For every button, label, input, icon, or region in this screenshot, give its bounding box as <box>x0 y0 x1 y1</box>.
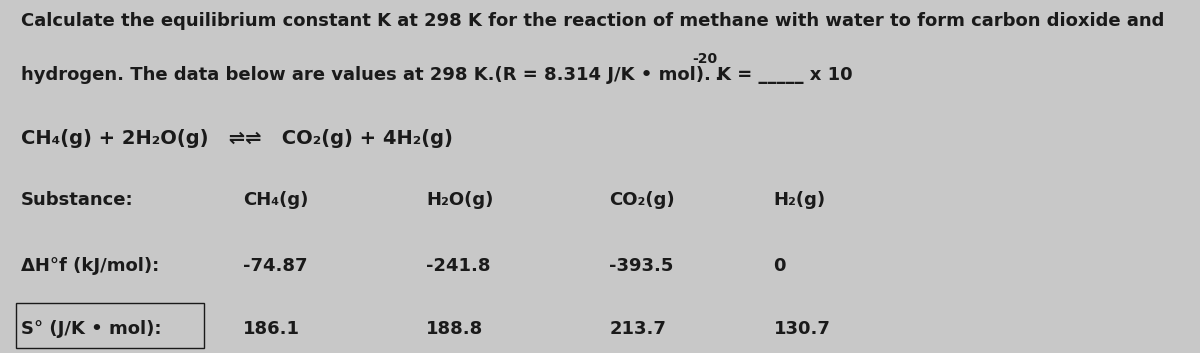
Text: S° (J/K • mol):: S° (J/K • mol): <box>20 320 161 338</box>
Text: CO₂(g): CO₂(g) <box>610 191 676 209</box>
Text: Substance:: Substance: <box>20 191 133 209</box>
Text: Calculate the equilibrium constant K at 298 K for the reaction of methane with w: Calculate the equilibrium constant K at … <box>20 12 1164 30</box>
Text: -20: -20 <box>692 52 718 66</box>
Text: 130.7: 130.7 <box>774 320 830 338</box>
Text: .: . <box>714 66 721 84</box>
Text: ΔH°f (kJ/mol):: ΔH°f (kJ/mol): <box>20 257 158 275</box>
Text: -393.5: -393.5 <box>610 257 674 275</box>
Text: H₂(g): H₂(g) <box>774 191 826 209</box>
Text: 0: 0 <box>774 257 786 275</box>
Text: 213.7: 213.7 <box>610 320 666 338</box>
Text: -241.8: -241.8 <box>426 257 491 275</box>
Text: 188.8: 188.8 <box>426 320 484 338</box>
Text: 186.1: 186.1 <box>242 320 300 338</box>
Text: hydrogen. The data below are values at 298 K.(R = 8.314 J/K • mol). K = _____ x : hydrogen. The data below are values at 2… <box>20 66 852 84</box>
Text: -74.87: -74.87 <box>242 257 307 275</box>
Text: H₂O(g): H₂O(g) <box>426 191 493 209</box>
Text: CH₄(g) + 2H₂O(g)   ⇌⇌   CO₂(g) + 4H₂(g): CH₄(g) + 2H₂O(g) ⇌⇌ CO₂(g) + 4H₂(g) <box>20 129 452 148</box>
Text: CH₄(g): CH₄(g) <box>242 191 308 209</box>
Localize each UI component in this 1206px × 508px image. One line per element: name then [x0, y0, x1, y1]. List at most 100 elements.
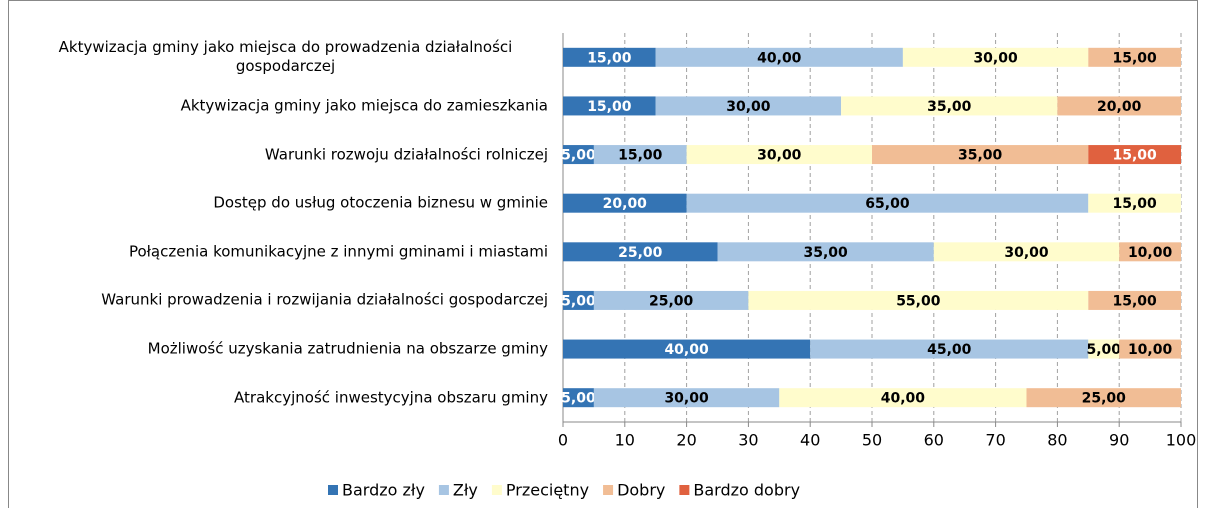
legend-swatch: [438, 485, 449, 495]
category-label-box: Warunki rozwoju działalności rolniczej: [3, 145, 548, 164]
value-label: 15,00: [1113, 196, 1158, 212]
bar-segment: [593, 388, 780, 408]
bar-segment: [563, 242, 718, 262]
legend-label: Dobry: [617, 481, 665, 500]
y-tick-label: Dostęp do usług otoczenia biznesu w gmin…: [213, 193, 548, 212]
x-tick-label: 60: [924, 431, 944, 450]
category-label-box: Aktywizacja gminy jako miejsca do prowad…: [3, 38, 548, 76]
bar-segment: [933, 242, 1120, 262]
bar-segment: [717, 242, 934, 262]
bar-segment: [779, 388, 1027, 408]
value-label: 15,00: [1113, 50, 1158, 66]
value-label: 25,00: [649, 293, 694, 309]
bar-segment: [872, 145, 1089, 165]
value-label: 30,00: [664, 391, 709, 407]
legend-swatch: [328, 485, 338, 495]
y-tick-label: Warunki prowadzenia i rozwijania działal…: [101, 290, 548, 309]
value-label: 15,00: [1113, 148, 1158, 164]
bar-segment: [563, 193, 687, 213]
value-label: 30,00: [973, 50, 1018, 66]
bar-segment: [686, 145, 872, 165]
category-label-box: Dostęp do usług otoczenia biznesu w gmin…: [3, 194, 548, 213]
y-tick-label: Połączenia komunikacyjne z innymi gminam…: [128, 242, 548, 261]
value-label: 30,00: [757, 148, 802, 164]
legend-item: Dobry: [603, 481, 665, 500]
legend-item: Przeciętny: [491, 481, 589, 500]
bar-segment: [563, 290, 594, 310]
value-label: 40,00: [664, 342, 709, 358]
x-tick-label: 80: [1047, 431, 1067, 450]
y-tick-label: Aktywizacja gminy jako miejsca do prowad…: [58, 38, 513, 76]
legend-label: Bardzo dobry: [693, 481, 800, 500]
legend-label: Przeciętny: [506, 481, 589, 500]
bar-segment: [563, 145, 594, 165]
value-label: 15,00: [587, 50, 632, 66]
category-label-box: Aktywizacja gminy jako miejsca do zamies…: [3, 96, 548, 115]
bar-segment: [748, 290, 1089, 310]
value-label: 35,00: [804, 245, 849, 261]
legend-label: Bardzo zły: [342, 481, 425, 500]
value-label: 25,00: [1082, 391, 1127, 407]
category-label-box: Atrakcyjność inwestycyjna obszaru gminy: [3, 388, 548, 407]
bar-segment: [563, 339, 811, 359]
category-label-box: Możliwość uzyskania zatrudnienia na obsz…: [3, 340, 548, 359]
x-tick-label: 10: [615, 431, 635, 450]
x-tick-label: 70: [985, 431, 1005, 450]
bar-segment: [1119, 339, 1181, 359]
value-label: 5,00: [561, 148, 596, 164]
category-label-box: Połączenia komunikacyjne z innymi gminam…: [3, 242, 548, 261]
value-label: 35,00: [927, 99, 972, 115]
value-label: 40,00: [757, 50, 802, 66]
y-tick-label: Warunki rozwoju działalności rolniczej: [264, 145, 548, 164]
x-tick-label: 50: [862, 431, 882, 450]
value-label: 20,00: [603, 196, 648, 212]
x-tick-label: 90: [1109, 431, 1129, 450]
bar-segment: [841, 96, 1058, 116]
bar-segment: [655, 47, 903, 67]
bar-segment: [563, 47, 656, 67]
bar-segment: [686, 193, 1089, 213]
value-label: 65,00: [865, 196, 910, 212]
bar-segment: [1119, 242, 1181, 262]
bar-segment: [1088, 193, 1181, 213]
y-tick-label: Aktywizacja gminy jako miejsca do zamies…: [180, 96, 548, 115]
value-label: 20,00: [1097, 99, 1142, 115]
bar-segment: [563, 388, 594, 408]
x-tick-label: 40: [800, 431, 820, 450]
bar-segment: [1026, 388, 1181, 408]
value-label: 15,00: [1113, 293, 1158, 309]
bar-segment: [593, 145, 687, 165]
bar-segment: [1088, 290, 1181, 310]
value-label: 30,00: [1004, 245, 1049, 261]
x-tick-label: 20: [676, 431, 696, 450]
bar-segment: [563, 96, 656, 116]
value-label: 5,00: [561, 293, 596, 309]
bar-segment: [1088, 145, 1181, 165]
value-label: 40,00: [881, 391, 926, 407]
legend-swatch: [491, 485, 502, 495]
x-tick-label: 100: [1166, 431, 1197, 450]
legend-swatch: [679, 485, 690, 495]
value-label: 5,00: [561, 391, 596, 407]
value-label: 5,00: [1086, 342, 1121, 358]
value-label: 45,00: [927, 342, 972, 358]
legend-item: Bardzo dobry: [679, 481, 800, 500]
x-tick-label: 30: [738, 431, 758, 450]
bar-segment: [902, 47, 1089, 67]
bar-segment: [1088, 47, 1181, 67]
value-label: 10,00: [1128, 342, 1173, 358]
bar-segment: [655, 96, 842, 116]
y-tick-label: Atrakcyjność inwestycyjna obszaru gminy: [234, 388, 548, 407]
chart-border: [8, 0, 1198, 508]
value-label: 30,00: [726, 99, 771, 115]
bar-segment: [810, 339, 1089, 359]
legend-label: Zły: [453, 481, 478, 500]
legend-swatch: [603, 485, 614, 495]
category-label-box: Warunki prowadzenia i rozwijania działal…: [3, 291, 548, 310]
bar-segment: [1088, 339, 1120, 359]
value-label: 10,00: [1128, 245, 1173, 261]
value-label: 15,00: [618, 148, 663, 164]
bar-segment: [1057, 96, 1181, 116]
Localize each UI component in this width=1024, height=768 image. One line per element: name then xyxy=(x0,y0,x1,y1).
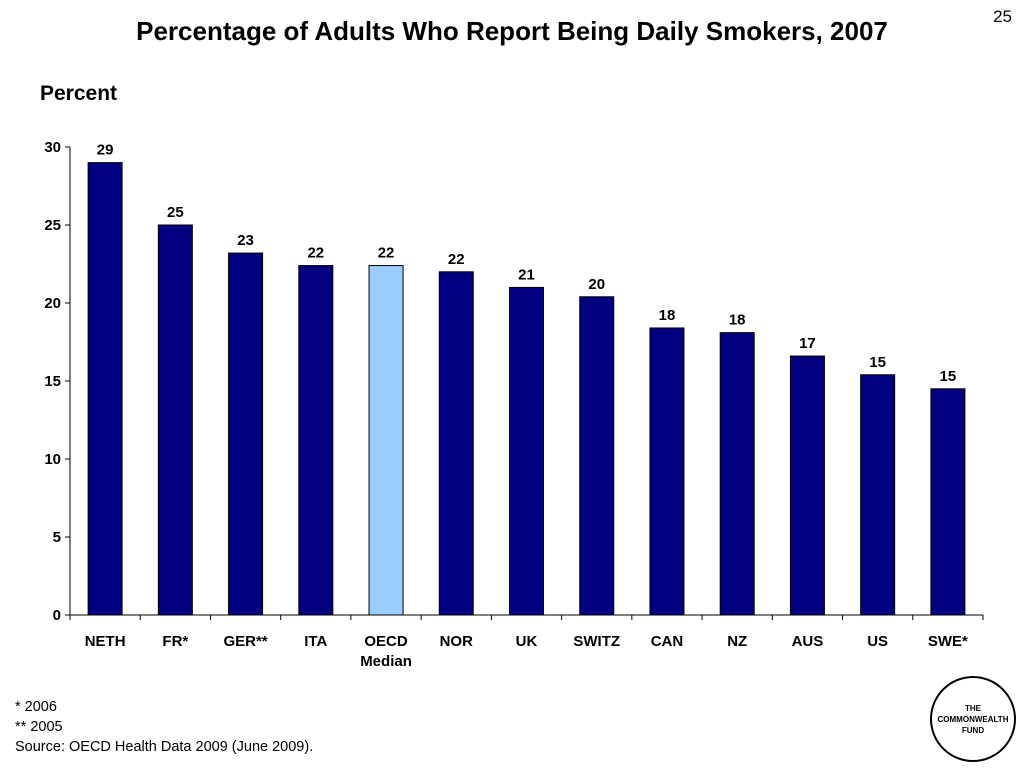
chart-title: Percentage of Adults Who Report Being Da… xyxy=(136,16,888,46)
bar xyxy=(930,388,966,616)
category-label: FR* xyxy=(162,633,188,650)
bar xyxy=(789,355,825,616)
bar xyxy=(228,252,264,616)
data-label: 15 xyxy=(940,368,957,385)
commonwealth-fund-logo: THE COMMONWEALTH FUND xyxy=(930,676,1016,762)
bar-chart: 0 5 10 15 20 25 30 29 NETH 25 FR* 23 GER** 22 ITA 22 OEC… xyxy=(44,139,984,670)
bar xyxy=(438,271,474,616)
y-tick-label: 20 xyxy=(44,295,61,312)
category-label: ITA xyxy=(304,633,327,650)
bar xyxy=(298,265,334,616)
y-tick-label: 10 xyxy=(44,451,61,468)
data-label: 21 xyxy=(518,266,535,283)
bar xyxy=(649,327,685,616)
data-label: 15 xyxy=(869,354,886,371)
data-label: 23 xyxy=(237,232,254,249)
y-tick-label: 25 xyxy=(44,217,61,234)
bar xyxy=(579,296,615,616)
data-label: 22 xyxy=(307,245,324,262)
category-label: SWE* xyxy=(928,633,968,650)
slide-number: 25 xyxy=(993,7,1012,26)
data-label: 22 xyxy=(378,245,395,262)
source-note: Source: OECD Health Data 2009 (June 2009… xyxy=(15,739,314,755)
footnotes: * 2006 ** 2005 Source: OECD Health Data … xyxy=(15,697,313,757)
category-label: NETH xyxy=(85,633,126,650)
data-label: 20 xyxy=(588,276,605,293)
category-label: OECD Median xyxy=(360,633,412,670)
data-label: 18 xyxy=(729,312,746,329)
category-label: AUS xyxy=(792,633,824,650)
category-label: GER** xyxy=(223,633,267,650)
bar xyxy=(509,286,544,616)
bar xyxy=(368,265,404,616)
bar xyxy=(719,332,755,616)
data-label: 18 xyxy=(659,307,676,324)
logo-text: THE COMMONWEALTH FUND xyxy=(937,703,1009,735)
footnote-2006: * 2006 xyxy=(15,699,57,715)
data-label: 17 xyxy=(799,335,816,352)
category-label: UK xyxy=(516,633,538,650)
category-label: NZ xyxy=(727,633,747,650)
data-label: 29 xyxy=(97,142,114,159)
data-label: 25 xyxy=(167,204,184,221)
y-tick-label: 5 xyxy=(53,529,61,546)
bar xyxy=(87,162,123,616)
category-label: CAN xyxy=(651,633,684,650)
category-label: US xyxy=(867,633,888,650)
footnote-2005: ** 2005 xyxy=(15,719,63,735)
data-label: 22 xyxy=(448,251,465,268)
y-tick-label: 15 xyxy=(44,373,61,390)
y-tick-label: 30 xyxy=(44,139,61,156)
bar xyxy=(860,374,896,616)
y-axis-label: Percent xyxy=(40,82,118,105)
category-label: SWITZ xyxy=(573,633,620,650)
bar xyxy=(157,224,193,616)
y-tick-label: 0 xyxy=(53,607,61,624)
category-label: NOR xyxy=(440,633,474,650)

■ **GIVEN TASK**:
List each line of the material that contains the word "Localize". Count a line only if the capitalization matches.

■ **TASK RESULT**:
Localize each UI component in this 1206px × 508px image. One line per element: name then [x0, y0, x1, y1]. List at most 100 elements.
Localize each UI component in this width=1024, height=768 image. One line per element: name then xyxy=(x0,y0,x1,y1).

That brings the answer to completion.